Part of a data file:
=======
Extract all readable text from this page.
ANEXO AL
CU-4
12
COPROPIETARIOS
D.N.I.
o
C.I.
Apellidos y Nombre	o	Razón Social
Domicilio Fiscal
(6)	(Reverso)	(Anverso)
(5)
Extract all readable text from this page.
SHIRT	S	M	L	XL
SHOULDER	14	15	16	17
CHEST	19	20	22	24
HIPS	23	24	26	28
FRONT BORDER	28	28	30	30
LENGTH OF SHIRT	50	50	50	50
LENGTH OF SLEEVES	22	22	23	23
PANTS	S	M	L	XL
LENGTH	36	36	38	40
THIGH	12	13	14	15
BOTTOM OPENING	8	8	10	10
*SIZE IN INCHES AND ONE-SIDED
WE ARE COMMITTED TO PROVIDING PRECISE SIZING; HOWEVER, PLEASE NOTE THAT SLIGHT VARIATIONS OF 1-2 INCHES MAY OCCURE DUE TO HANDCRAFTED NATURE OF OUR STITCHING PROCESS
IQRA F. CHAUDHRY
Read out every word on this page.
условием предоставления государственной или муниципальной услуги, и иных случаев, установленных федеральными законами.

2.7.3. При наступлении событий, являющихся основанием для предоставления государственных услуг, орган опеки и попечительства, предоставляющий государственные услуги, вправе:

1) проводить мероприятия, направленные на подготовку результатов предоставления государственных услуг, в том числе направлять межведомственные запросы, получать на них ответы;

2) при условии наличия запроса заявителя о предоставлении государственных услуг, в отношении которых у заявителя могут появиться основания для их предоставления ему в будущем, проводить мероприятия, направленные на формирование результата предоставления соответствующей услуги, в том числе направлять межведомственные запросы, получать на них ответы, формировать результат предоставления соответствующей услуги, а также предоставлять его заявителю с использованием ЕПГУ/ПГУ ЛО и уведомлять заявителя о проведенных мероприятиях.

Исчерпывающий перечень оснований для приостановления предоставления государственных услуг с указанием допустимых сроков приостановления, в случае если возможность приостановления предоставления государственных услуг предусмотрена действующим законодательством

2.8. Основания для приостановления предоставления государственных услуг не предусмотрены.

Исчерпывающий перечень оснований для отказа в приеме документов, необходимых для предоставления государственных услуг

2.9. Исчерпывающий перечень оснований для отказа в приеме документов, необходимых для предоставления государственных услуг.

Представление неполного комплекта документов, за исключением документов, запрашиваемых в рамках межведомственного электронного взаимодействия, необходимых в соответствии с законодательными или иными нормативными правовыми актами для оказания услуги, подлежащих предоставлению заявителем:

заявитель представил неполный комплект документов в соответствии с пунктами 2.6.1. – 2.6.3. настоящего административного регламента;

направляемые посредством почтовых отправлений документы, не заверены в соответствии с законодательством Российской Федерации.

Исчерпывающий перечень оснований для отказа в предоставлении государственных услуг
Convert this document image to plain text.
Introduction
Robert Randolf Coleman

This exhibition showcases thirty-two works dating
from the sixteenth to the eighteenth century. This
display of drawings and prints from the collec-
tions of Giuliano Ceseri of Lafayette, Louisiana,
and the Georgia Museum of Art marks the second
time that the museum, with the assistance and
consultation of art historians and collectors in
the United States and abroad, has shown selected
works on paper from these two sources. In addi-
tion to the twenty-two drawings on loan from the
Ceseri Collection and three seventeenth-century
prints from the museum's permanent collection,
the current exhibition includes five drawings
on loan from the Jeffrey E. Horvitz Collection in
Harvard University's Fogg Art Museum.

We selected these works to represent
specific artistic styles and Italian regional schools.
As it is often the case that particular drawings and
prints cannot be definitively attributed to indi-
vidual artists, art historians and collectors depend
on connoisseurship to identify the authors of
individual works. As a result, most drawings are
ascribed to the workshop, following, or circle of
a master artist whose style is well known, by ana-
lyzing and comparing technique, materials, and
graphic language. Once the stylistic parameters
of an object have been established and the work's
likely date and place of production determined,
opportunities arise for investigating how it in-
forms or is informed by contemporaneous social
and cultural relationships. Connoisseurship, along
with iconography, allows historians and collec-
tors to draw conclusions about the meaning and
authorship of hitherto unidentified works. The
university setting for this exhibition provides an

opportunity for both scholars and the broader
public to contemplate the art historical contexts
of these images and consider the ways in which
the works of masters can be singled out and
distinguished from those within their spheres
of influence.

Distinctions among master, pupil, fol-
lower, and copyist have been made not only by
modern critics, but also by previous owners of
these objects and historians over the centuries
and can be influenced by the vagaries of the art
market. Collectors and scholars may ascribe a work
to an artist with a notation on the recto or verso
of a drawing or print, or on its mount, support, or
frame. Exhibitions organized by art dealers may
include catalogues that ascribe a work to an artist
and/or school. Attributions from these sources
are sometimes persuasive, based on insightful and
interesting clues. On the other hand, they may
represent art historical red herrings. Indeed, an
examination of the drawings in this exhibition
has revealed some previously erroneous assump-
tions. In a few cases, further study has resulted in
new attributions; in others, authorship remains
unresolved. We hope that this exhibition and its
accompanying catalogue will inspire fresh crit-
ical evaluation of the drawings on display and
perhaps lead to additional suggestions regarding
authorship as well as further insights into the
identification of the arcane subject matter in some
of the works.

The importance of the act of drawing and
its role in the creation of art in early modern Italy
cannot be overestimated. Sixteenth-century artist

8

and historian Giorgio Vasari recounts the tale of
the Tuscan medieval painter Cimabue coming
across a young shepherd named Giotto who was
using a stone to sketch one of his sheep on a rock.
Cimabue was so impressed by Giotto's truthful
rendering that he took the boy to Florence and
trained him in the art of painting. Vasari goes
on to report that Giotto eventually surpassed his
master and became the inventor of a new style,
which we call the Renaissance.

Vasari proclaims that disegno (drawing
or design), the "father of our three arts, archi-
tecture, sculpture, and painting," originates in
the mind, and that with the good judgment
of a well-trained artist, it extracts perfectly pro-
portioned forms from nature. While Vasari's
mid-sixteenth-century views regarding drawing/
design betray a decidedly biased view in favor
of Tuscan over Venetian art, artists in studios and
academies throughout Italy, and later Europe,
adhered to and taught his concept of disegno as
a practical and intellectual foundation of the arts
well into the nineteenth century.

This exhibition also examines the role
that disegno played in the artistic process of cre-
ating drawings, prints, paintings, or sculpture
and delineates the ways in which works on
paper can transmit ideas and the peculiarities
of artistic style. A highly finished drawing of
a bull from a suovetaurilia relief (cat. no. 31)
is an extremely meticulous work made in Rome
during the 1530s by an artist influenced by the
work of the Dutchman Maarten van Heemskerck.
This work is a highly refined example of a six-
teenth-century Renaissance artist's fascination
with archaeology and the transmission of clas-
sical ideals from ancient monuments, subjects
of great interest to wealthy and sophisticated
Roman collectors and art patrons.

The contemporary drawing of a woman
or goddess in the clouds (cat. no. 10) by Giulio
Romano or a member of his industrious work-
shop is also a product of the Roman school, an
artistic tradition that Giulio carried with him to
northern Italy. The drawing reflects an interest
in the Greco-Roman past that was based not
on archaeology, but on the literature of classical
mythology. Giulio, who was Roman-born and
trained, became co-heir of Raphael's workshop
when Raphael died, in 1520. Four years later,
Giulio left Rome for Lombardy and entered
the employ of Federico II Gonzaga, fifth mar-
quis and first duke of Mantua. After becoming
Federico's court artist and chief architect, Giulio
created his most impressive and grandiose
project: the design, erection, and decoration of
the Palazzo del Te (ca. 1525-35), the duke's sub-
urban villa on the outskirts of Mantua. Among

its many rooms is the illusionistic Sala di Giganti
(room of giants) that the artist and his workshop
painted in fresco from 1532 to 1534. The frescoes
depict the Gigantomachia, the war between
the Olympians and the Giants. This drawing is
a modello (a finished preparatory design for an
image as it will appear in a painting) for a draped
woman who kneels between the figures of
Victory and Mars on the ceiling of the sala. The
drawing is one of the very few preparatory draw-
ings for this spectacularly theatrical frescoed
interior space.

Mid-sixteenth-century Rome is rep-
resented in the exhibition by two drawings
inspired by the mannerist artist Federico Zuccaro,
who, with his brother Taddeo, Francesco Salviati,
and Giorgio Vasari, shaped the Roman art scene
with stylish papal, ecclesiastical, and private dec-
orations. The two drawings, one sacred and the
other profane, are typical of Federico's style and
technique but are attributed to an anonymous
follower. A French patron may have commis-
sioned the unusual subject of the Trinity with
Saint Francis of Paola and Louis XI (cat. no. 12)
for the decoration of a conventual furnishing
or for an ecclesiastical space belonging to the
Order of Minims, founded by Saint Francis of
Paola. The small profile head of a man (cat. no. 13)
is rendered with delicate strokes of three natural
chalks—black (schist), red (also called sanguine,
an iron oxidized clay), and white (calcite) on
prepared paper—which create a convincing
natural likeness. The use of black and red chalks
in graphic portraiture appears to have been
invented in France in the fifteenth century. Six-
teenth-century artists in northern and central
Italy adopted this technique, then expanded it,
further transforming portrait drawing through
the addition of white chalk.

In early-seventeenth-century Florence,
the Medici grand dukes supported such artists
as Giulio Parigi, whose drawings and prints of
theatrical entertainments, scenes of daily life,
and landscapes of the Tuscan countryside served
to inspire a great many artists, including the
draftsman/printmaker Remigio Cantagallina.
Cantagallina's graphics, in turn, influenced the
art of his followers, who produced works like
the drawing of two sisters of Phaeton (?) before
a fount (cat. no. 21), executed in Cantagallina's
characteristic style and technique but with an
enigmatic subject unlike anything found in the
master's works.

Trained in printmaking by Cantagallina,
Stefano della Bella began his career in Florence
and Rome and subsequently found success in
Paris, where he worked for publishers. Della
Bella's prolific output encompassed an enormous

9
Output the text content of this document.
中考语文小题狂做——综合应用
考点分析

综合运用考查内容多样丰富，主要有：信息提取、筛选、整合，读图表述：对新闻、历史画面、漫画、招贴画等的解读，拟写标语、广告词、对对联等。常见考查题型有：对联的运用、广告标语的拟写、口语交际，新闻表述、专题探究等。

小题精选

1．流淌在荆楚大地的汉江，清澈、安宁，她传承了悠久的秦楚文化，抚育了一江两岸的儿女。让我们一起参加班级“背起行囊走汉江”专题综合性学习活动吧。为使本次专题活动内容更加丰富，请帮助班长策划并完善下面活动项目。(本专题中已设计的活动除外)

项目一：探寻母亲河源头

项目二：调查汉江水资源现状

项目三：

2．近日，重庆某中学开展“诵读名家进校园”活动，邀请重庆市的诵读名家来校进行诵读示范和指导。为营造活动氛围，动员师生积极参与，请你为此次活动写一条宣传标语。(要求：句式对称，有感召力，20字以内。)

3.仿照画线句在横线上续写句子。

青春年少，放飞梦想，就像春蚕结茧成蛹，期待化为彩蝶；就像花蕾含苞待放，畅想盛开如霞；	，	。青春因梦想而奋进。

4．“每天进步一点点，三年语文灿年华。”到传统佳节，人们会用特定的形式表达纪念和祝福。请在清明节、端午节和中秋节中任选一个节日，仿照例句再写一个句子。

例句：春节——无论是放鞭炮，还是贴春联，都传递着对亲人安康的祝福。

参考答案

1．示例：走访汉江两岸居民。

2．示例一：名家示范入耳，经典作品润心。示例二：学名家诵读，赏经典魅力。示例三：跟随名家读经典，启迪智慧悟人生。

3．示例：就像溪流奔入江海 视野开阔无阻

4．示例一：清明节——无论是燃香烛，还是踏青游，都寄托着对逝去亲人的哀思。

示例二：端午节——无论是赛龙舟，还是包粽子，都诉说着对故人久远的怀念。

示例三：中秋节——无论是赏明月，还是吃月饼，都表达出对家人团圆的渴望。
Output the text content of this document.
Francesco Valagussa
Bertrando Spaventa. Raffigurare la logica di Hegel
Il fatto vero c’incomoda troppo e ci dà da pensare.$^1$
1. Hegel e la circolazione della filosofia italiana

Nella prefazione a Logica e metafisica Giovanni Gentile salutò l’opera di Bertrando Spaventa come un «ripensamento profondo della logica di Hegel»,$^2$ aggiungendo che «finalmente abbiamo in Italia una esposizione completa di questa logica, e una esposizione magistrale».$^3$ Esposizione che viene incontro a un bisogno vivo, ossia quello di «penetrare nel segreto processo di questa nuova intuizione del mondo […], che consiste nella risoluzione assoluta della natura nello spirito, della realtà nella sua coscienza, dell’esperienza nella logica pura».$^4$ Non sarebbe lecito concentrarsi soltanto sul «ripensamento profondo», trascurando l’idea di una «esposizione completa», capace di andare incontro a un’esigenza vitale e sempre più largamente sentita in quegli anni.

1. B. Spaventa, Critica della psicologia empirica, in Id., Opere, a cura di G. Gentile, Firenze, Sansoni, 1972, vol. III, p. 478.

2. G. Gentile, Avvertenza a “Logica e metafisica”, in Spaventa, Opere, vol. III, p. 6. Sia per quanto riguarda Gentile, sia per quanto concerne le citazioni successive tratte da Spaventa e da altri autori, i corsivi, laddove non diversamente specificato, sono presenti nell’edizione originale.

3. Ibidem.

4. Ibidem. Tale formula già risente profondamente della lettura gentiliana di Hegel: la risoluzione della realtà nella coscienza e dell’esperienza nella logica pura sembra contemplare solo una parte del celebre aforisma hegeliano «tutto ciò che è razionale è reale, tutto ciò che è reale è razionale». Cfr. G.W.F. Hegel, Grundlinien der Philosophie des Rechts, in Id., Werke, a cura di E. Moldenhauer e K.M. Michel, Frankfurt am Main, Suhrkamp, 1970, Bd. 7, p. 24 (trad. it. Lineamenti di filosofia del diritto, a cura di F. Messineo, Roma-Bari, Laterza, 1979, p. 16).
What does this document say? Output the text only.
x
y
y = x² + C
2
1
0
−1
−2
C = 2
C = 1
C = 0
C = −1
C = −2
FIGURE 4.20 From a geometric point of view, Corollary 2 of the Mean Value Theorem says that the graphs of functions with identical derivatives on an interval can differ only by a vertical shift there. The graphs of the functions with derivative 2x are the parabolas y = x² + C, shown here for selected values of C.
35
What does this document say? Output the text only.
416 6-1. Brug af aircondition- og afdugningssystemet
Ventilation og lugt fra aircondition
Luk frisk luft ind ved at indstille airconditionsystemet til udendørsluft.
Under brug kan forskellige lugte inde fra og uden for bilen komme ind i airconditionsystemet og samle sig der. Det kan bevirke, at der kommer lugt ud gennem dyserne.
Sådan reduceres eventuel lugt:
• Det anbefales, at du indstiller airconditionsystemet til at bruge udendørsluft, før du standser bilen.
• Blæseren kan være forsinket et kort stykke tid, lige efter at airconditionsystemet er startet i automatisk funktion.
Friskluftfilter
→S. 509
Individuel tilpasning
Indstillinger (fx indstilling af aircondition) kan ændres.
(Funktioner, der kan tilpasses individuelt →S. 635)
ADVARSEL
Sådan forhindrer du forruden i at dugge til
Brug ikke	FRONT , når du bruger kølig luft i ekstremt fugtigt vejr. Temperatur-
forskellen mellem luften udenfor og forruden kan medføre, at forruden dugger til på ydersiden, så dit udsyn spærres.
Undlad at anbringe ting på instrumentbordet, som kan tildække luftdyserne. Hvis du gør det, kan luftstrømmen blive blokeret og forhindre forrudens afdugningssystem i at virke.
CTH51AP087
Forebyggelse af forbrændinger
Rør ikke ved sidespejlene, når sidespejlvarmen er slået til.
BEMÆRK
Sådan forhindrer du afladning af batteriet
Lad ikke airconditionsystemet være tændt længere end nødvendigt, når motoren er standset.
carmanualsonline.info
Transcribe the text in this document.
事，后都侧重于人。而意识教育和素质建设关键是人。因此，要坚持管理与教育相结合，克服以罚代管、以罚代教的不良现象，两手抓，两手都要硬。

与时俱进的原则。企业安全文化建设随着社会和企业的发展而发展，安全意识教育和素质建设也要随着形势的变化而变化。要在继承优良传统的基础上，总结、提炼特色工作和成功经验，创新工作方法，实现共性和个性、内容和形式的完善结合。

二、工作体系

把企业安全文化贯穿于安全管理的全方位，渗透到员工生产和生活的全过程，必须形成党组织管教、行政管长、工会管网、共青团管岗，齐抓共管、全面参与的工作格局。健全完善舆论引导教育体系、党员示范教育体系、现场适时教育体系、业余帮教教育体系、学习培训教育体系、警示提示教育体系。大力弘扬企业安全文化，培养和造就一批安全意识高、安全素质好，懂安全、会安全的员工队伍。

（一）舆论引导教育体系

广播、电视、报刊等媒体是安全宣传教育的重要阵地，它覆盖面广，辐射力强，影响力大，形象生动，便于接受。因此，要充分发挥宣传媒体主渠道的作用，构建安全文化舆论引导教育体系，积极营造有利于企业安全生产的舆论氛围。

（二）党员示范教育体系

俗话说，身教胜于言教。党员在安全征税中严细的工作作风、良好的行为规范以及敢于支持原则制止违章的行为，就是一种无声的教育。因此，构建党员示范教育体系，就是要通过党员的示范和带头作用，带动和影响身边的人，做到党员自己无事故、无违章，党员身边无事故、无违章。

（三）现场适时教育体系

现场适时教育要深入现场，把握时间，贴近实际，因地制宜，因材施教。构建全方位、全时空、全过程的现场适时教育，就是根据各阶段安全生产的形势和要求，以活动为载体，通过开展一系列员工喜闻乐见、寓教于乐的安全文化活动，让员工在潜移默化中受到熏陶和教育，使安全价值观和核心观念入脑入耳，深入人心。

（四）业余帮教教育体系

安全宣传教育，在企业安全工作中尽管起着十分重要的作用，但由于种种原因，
=======
*What you should do*.
Copy out every line of the data that includes the word "woman".

*Written response*.
The contemporary drawing of a woman
woman who kneels between the figures of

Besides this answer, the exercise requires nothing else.